((
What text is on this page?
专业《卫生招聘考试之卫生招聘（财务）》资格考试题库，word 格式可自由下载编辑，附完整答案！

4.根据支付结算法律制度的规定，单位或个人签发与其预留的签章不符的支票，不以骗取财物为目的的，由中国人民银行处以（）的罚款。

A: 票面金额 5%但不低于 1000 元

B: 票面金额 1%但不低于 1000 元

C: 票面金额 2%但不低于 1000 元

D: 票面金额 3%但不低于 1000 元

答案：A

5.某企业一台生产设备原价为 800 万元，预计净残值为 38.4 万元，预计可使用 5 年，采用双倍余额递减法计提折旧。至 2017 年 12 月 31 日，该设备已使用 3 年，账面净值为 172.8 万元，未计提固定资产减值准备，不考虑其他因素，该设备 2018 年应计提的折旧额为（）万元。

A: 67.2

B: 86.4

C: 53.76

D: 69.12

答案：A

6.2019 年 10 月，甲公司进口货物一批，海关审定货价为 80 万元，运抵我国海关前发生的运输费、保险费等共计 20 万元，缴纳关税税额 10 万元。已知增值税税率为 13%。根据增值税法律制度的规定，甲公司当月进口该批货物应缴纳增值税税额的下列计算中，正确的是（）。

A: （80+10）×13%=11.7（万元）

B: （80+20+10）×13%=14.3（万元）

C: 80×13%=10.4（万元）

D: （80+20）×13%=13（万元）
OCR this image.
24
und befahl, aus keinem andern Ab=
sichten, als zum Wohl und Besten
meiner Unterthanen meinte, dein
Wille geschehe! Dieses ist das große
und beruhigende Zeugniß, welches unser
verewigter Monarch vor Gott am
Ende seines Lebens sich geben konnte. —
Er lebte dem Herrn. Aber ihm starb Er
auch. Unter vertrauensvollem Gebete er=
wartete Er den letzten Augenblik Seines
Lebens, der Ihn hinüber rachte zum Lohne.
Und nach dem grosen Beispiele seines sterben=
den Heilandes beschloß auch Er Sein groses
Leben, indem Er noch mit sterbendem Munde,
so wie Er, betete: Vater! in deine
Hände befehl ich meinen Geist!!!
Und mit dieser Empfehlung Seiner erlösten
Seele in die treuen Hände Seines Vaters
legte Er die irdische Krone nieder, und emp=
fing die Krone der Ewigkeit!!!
))
_Requirement_
Above are the records; retype them all without a single difference.

_Complete output_
What text is on this page?
专业《卫生招聘考试之卫生招聘（财务）》资格考试题库，word 格式可自由下载编辑，附完整答案！

4.根据支付结算法律制度的规定，单位或个人签发与其预留的签章不符的支票，不以骗取财物为目的的，由中国人民银行处以（）的罚款。

A: 票面金额 5%但不低于 1000 元

B: 票面金额 1%但不低于 1000 元

C: 票面金额 2%但不低于 1000 元

D: 票面金额 3%但不低于 1000 元

答案：A

5.某企业一台生产设备原价为 800 万元，预计净残值为 38.4 万元，预计可使用 5 年，采用双倍余额递减法计提折旧。至 2017 年 12 月 31 日，该设备已使用 3 年，账面净值为 172.8 万元，未计提固定资产减值准备，不考虑其他因素，该设备 2018 年应计提的折旧额为（）万元。

A: 67.2

B: 86.4

C: 53.76

D: 69.12

答案：A

6.2019 年 10 月，甲公司进口货物一批，海关审定货价为 80 万元，运抵我国海关前发生的运输费、保险费等共计 20 万元，缴纳关税税额 10 万元。已知增值税税率为 13%。根据增值税法律制度的规定，甲公司当月进口该批货物应缴纳增值税税额的下列计算中，正确的是（）。

A: （80+10）×13%=11.7（万元）

B: （80+20+10）×13%=14.3（万元）

C: 80×13%=10.4（万元）

D: （80+20）×13%=13（万元）
OCR this image.
24
und befahl, aus keinem andern Ab=
sichten, als zum Wohl und Besten
meiner Unterthanen meinte, dein
Wille geschehe! Dieses ist das große
und beruhigende Zeugniß, welches unser
verewigter Monarch vor Gott am
Ende seines Lebens sich geben konnte. —
Er lebte dem Herrn. Aber ihm starb Er
auch. Unter vertrauensvollem Gebete er=
wartete Er den letzten Augenblik Seines
Lebens, der Ihn hinüber rachte zum Lohne.
Und nach dem grosen Beispiele seines sterben=
den Heilandes beschloß auch Er Sein groses
Leben, indem Er noch mit sterbendem Munde,
so wie Er, betete: Vater! in deine
Hände befehl ich meinen Geist!!!
Und mit dieser Empfehlung Seiner erlösten
Seele in die treuen Hände Seines Vaters
legte Er die irdische Krone nieder, und emp=
fing die Krone der Ewigkeit!!!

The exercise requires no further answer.